**CHALLENGE**
Look for "text" in the listing below. Gather each line that contains it.

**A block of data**
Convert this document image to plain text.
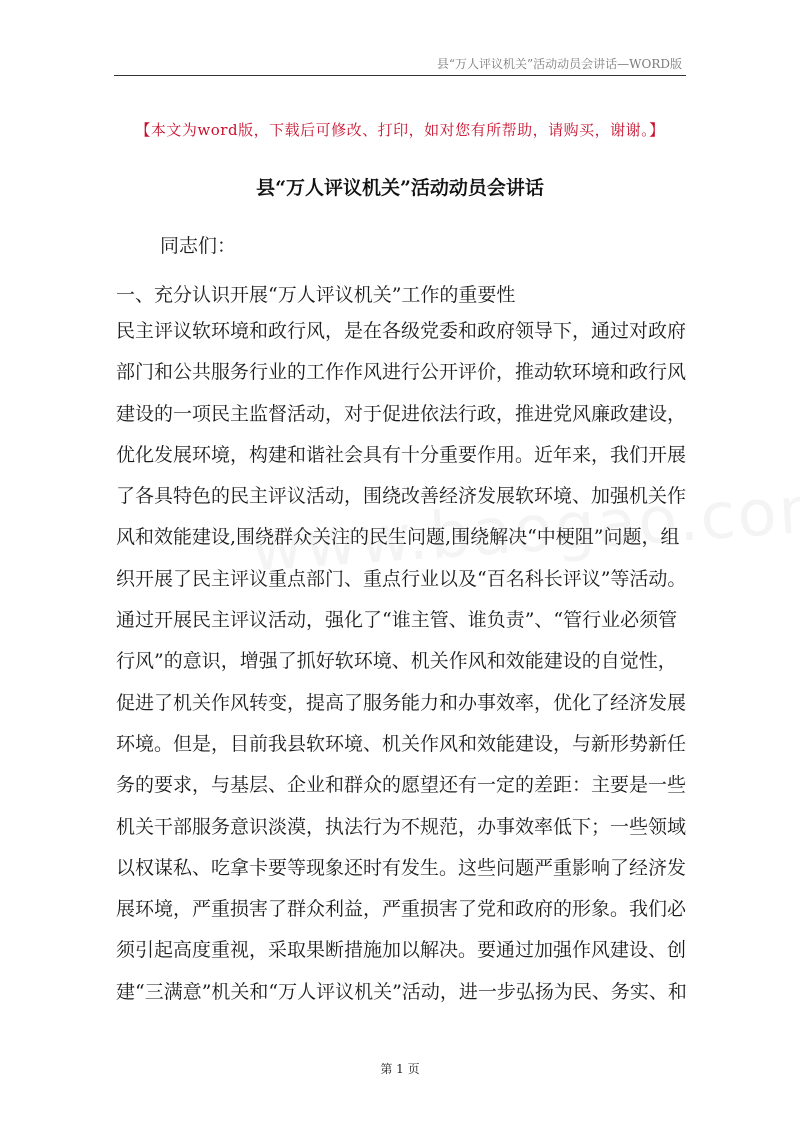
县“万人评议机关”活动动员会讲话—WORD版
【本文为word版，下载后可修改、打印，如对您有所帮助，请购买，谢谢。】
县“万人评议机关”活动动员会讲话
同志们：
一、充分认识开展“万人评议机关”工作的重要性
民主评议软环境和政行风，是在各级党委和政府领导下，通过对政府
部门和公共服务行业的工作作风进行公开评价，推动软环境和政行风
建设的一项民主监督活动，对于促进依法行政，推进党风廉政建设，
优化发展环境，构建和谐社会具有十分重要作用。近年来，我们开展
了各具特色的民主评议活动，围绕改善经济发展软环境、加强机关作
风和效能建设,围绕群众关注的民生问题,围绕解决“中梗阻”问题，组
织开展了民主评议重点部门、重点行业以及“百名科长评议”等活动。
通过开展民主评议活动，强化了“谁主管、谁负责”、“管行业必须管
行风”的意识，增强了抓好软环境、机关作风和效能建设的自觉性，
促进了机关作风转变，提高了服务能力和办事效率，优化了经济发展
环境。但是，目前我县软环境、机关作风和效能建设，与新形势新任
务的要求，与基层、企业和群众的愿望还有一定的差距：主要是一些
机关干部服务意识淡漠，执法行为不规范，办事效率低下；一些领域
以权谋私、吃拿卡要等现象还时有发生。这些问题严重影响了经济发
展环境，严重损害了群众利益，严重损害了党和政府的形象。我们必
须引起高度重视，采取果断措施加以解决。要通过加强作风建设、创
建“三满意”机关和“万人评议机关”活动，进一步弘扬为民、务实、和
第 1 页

...

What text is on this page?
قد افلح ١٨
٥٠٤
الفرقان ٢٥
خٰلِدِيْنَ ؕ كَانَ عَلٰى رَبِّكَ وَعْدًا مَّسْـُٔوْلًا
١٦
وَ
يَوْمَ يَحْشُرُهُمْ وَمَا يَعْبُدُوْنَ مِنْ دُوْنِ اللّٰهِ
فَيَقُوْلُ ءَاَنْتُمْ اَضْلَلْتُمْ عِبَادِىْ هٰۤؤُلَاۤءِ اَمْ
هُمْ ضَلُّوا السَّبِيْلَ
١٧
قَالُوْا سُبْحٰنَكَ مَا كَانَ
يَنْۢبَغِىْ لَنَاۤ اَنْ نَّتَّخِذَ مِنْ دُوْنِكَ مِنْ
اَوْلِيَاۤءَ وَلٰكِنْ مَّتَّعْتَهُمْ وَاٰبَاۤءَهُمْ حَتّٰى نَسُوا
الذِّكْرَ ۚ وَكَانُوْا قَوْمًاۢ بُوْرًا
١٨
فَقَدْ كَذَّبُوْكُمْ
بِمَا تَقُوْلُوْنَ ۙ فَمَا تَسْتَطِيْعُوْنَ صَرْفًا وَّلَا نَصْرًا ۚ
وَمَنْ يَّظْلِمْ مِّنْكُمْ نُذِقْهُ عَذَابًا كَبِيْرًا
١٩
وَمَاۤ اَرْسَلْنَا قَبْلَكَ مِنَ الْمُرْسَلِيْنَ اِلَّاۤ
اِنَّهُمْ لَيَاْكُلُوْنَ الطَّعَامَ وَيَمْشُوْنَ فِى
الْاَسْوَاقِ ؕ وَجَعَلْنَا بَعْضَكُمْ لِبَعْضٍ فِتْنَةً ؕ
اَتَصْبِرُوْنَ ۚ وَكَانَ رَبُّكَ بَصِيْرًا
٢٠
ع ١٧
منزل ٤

**WRITTEN ANSWER**
Convert this document image to plain text.
What text is on this page?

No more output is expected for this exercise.